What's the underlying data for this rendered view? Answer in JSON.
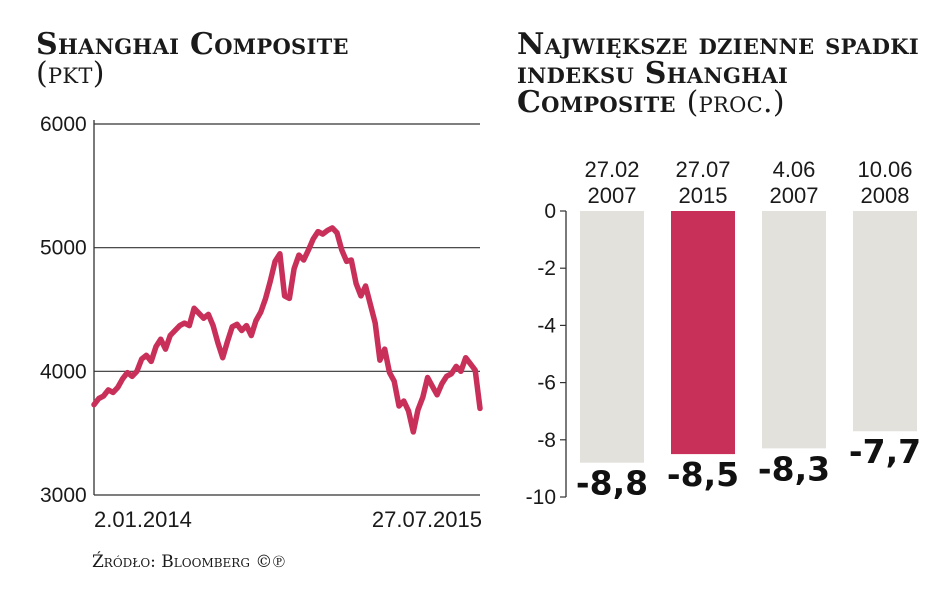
{
  "left_chart": {
    "title": "Shanghai Composite",
    "unit": "(pkt)",
    "chart_data": {
      "type": "line",
      "title": "Shanghai Composite",
      "ylabel": "(pkt)",
      "x_start_label": "2.01.2014",
      "x_end_label": "27.07.2015",
      "ylim": [
        3000,
        6000
      ],
      "yticks": [
        "6000",
        "5000",
        "4000",
        "3000"
      ],
      "grid": true,
      "color": "#c8305a",
      "values": [
        3730,
        3780,
        3800,
        3850,
        3830,
        3870,
        3940,
        3990,
        3960,
        4000,
        4100,
        4130,
        4080,
        4200,
        4260,
        4180,
        4290,
        4330,
        4370,
        4390,
        4370,
        4510,
        4470,
        4430,
        4460,
        4370,
        4230,
        4110,
        4240,
        4360,
        4380,
        4330,
        4370,
        4290,
        4410,
        4480,
        4590,
        4730,
        4890,
        4950,
        4610,
        4590,
        4830,
        4940,
        4900,
        4980,
        5070,
        5130,
        5110,
        5140,
        5160,
        5120,
        4980,
        4890,
        4900,
        4710,
        4610,
        4690,
        4540,
        4390,
        4090,
        4180,
        3990,
        3920,
        3720,
        3760,
        3680,
        3510,
        3690,
        3790,
        3950,
        3880,
        3810,
        3900,
        3960,
        3980,
        4040,
        4000,
        4110,
        4060,
        4010,
        3700
      ]
    }
  },
  "right_chart": {
    "title": "Największe dzienne spadki indeksu Shanghai Composite",
    "unit": "(proc.)",
    "chart_data": {
      "type": "bar",
      "title": "Największe dzienne spadki indeksu Shanghai Composite",
      "ylabel": "(proc.)",
      "categories": [
        "27.02 2007",
        "27.07 2015",
        "4.06 2007",
        "10.06 2008"
      ],
      "category_lines": [
        [
          "27.02",
          "2007"
        ],
        [
          "27.07",
          "2015"
        ],
        [
          "4.06",
          "2007"
        ],
        [
          "10.06",
          "2008"
        ]
      ],
      "values": [
        -8.8,
        -8.5,
        -8.3,
        -7.7
      ],
      "value_labels": [
        "-8,8",
        "-8,5",
        "-8,3",
        "-7,7"
      ],
      "ylim": [
        -10,
        0
      ],
      "yticks": [
        "0",
        "-2",
        "-4",
        "-6",
        "-8",
        "-10"
      ],
      "colors": [
        "#e2e1dc",
        "#c8305a",
        "#e2e1dc",
        "#e2e1dc"
      ]
    }
  },
  "source": "Źródło: Bloomberg ©℗"
}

━━━━━━━━━━━━━━━━━━━━━━━━━━━━━━

## [TASK REQUIREMENTS]
Leave images out of the retyped records; keep all else exact.

## [RESULT]
What's the underlying data for this rendered view? Answer in JSON.
{
  "left_chart": {
    "title": "Shanghai Composite",
    "unit": "(pkt)",
    "chart_data": {
      "type": "line",
      "title": "Shanghai Composite",
      "ylabel": "(pkt)",
      "x_start_label": "2.01.2014",
      "x_end_label": "27.07.2015",
      "ylim": [
        3000,
        6000
      ],
      "yticks": [
        "6000",
        "5000",
        "4000",
        "3000"
      ],
      "grid": true,
      "color": "#c8305a",
      "values": [
        3730,
        3780,
        3800,
        3850,
        3830,
        3870,
        3940,
        3990,
        3960,
        4000,
        4100,
        4130,
        4080,
        4200,
        4260,
        4180,
        4290,
        4330,
        4370,
        4390,
        4370,
        4510,
        4470,
        4430,
        4460,
        4370,
        4230,
        4110,
        4240,
        4360,
        4380,
        4330,
        4370,
        4290,
        4410,
        4480,
        4590,
        4730,
        4890,
        4950,
        4610,
        4590,
        4830,
        4940,
        4900,
        4980,
        5070,
        5130,
        5110,
        5140,
        5160,
        5120,
        4980,
        4890,
        4900,
        4710,
        4610,
        4690,
        4540,
        4390,
        4090,
        4180,
        3990,
        3920,
        3720,
        3760,
        3680,
        3510,
        3690,
        3790,
        3950,
        3880,
        3810,
        3900,
        3960,
        3980,
        4040,
        4000,
        4110,
        4060,
        4010,
        3700
      ]
    }
  },
  "right_chart": {
    "title": "Największe dzienne spadki indeksu Shanghai Composite",
    "unit": "(proc.)",
    "chart_data": {
      "type": "bar",
      "title": "Największe dzienne spadki indeksu Shanghai Composite",
      "ylabel": "(proc.)",
      "categories": [
        "27.02 2007",
        "27.07 2015",
        "4.06 2007",
        "10.06 2008"
      ],
      "category_lines": [
        [
          "27.02",
          "2007"
        ],
        [
          "27.07",
          "2015"
        ],
        [
          "4.06",
          "2007"
        ],
        [
          "10.06",
          "2008"
        ]
      ],
      "values": [
        -8.8,
        -8.5,
        -8.3,
        -7.7
      ],
      "value_labels": [
        "-8,8",
        "-8,5",
        "-8,3",
        "-7,7"
      ],
      "ylim": [
        -10,
        0
      ],
      "yticks": [
        "0",
        "-2",
        "-4",
        "-6",
        "-8",
        "-10"
      ],
      "colors": [
        "#e2e1dc",
        "#c8305a",
        "#e2e1dc",
        "#e2e1dc"
      ]
    }
  },
  "source": "Źródło: Bloomberg ©℗"
}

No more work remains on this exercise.